Start Given information

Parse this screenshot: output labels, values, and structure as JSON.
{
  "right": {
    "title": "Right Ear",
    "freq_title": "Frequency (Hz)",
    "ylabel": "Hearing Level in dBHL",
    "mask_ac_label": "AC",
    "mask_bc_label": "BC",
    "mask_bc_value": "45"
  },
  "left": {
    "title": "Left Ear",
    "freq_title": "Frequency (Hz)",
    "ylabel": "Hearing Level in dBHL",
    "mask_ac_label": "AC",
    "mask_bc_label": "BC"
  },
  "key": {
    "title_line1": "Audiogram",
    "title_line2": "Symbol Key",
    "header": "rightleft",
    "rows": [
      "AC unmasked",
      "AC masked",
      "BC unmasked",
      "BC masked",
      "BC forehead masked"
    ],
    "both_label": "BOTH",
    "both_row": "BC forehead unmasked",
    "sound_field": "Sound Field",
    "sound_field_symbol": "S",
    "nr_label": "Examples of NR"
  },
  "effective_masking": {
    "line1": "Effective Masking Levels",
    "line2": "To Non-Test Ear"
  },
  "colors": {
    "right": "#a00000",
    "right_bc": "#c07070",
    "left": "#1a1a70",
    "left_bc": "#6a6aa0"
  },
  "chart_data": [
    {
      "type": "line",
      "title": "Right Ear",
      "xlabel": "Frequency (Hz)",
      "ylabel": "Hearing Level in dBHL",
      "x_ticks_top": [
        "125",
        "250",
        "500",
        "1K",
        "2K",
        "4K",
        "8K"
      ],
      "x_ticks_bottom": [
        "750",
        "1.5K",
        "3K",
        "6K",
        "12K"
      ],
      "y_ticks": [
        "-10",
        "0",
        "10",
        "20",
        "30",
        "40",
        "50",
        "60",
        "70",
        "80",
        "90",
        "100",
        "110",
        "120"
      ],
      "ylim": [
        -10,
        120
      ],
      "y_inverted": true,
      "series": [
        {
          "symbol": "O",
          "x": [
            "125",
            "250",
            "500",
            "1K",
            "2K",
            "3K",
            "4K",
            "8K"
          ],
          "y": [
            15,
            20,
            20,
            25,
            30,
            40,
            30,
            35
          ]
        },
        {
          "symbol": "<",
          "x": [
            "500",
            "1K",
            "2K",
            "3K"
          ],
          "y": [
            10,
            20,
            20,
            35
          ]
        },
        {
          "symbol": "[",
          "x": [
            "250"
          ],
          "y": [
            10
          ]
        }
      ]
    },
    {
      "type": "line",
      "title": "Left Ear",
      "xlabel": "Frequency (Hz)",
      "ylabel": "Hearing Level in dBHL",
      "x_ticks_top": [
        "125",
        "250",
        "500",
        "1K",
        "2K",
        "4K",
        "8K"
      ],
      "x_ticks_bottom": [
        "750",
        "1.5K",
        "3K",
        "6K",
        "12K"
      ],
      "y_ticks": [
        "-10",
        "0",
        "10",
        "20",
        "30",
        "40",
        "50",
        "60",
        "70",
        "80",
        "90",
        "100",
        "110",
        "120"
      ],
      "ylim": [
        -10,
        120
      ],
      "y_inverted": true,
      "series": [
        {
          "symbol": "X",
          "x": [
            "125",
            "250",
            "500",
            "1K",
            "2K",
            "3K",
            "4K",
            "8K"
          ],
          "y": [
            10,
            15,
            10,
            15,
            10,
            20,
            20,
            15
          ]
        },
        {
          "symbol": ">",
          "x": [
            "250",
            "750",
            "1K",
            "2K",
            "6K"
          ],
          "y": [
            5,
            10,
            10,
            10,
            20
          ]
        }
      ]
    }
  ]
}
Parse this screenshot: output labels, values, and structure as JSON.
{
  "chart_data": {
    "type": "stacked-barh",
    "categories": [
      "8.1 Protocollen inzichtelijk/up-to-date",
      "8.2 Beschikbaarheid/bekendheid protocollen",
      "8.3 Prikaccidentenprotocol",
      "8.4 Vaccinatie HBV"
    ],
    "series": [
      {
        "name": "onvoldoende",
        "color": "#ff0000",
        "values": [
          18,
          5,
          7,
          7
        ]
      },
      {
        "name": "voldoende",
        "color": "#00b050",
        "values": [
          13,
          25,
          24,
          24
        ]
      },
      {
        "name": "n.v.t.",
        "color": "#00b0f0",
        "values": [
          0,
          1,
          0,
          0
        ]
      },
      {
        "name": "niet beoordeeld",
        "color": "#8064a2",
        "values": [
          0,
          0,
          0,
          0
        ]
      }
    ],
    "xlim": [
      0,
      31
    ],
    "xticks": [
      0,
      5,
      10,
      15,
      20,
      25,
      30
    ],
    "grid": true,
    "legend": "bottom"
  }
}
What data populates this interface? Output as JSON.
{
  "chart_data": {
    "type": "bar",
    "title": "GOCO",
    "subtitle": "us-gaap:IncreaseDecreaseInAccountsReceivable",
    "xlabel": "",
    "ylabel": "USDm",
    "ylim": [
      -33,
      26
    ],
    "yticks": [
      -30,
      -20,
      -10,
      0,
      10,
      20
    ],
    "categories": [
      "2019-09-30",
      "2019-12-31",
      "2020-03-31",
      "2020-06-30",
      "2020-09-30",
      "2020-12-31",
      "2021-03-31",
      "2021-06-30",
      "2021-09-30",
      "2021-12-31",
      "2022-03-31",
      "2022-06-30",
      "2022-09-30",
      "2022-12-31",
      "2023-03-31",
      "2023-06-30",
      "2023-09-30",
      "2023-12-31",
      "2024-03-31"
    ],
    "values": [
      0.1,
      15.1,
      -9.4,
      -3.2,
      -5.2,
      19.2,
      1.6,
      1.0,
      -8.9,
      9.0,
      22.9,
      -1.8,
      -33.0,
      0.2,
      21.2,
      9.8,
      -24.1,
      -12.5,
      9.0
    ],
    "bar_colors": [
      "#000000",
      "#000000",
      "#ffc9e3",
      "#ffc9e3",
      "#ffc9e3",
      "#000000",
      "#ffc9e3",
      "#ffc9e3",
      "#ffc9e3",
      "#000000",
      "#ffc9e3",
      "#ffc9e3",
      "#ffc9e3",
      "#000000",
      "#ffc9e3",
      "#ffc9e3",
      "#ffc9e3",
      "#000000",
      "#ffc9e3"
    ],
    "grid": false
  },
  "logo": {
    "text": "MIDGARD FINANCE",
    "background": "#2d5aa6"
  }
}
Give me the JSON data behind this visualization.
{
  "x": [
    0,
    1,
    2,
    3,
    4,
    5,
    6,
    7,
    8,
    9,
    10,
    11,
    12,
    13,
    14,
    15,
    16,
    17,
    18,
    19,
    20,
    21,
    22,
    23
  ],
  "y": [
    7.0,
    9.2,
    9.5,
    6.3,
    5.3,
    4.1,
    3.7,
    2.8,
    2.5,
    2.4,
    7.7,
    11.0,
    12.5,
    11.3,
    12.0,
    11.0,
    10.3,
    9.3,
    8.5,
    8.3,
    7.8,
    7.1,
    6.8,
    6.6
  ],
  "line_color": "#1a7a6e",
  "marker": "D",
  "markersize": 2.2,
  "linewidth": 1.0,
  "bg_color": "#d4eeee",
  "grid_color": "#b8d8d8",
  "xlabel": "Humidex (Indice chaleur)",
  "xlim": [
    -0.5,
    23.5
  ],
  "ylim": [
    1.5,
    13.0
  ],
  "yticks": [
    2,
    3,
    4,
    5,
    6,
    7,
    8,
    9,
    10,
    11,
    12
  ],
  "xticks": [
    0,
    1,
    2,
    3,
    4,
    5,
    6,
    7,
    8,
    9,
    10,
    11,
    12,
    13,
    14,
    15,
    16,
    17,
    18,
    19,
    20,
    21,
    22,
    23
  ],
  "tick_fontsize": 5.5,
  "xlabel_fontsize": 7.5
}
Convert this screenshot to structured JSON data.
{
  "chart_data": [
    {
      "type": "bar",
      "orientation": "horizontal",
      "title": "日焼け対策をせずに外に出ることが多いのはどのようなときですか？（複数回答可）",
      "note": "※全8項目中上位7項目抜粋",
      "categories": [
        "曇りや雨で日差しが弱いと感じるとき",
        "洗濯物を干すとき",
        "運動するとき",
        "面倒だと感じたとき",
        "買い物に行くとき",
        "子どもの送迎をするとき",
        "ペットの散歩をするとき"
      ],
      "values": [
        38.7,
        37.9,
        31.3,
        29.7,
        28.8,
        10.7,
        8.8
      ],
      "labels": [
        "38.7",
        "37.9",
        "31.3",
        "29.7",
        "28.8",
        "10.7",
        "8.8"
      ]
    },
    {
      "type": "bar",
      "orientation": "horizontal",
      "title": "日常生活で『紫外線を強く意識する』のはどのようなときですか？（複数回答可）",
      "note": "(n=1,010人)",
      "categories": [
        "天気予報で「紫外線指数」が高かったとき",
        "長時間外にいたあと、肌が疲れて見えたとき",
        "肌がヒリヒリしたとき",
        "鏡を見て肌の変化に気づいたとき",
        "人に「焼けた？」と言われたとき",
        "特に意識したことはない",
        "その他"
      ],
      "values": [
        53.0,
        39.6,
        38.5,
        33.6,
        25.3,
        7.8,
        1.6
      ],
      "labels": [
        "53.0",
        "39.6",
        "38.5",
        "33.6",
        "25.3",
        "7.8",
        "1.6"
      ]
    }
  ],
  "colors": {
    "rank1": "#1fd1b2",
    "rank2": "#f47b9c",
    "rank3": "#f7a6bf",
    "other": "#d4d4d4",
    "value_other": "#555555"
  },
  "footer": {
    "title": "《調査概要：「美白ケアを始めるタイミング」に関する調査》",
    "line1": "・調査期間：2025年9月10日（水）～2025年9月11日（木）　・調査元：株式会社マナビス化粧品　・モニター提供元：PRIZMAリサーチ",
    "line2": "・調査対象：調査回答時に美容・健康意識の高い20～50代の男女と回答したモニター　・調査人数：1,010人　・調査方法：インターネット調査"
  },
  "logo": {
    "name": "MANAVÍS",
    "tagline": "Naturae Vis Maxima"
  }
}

End Given information

§ Set problem: Check each line of the records above for "name", and copy those that have it.

§ Complete response:
        "name": "onvoldoende",
        "name": "voldoende",
        "name": "n.v.t.",
        "name": "niet beoordeeld",
    "name": "MANAVÍS",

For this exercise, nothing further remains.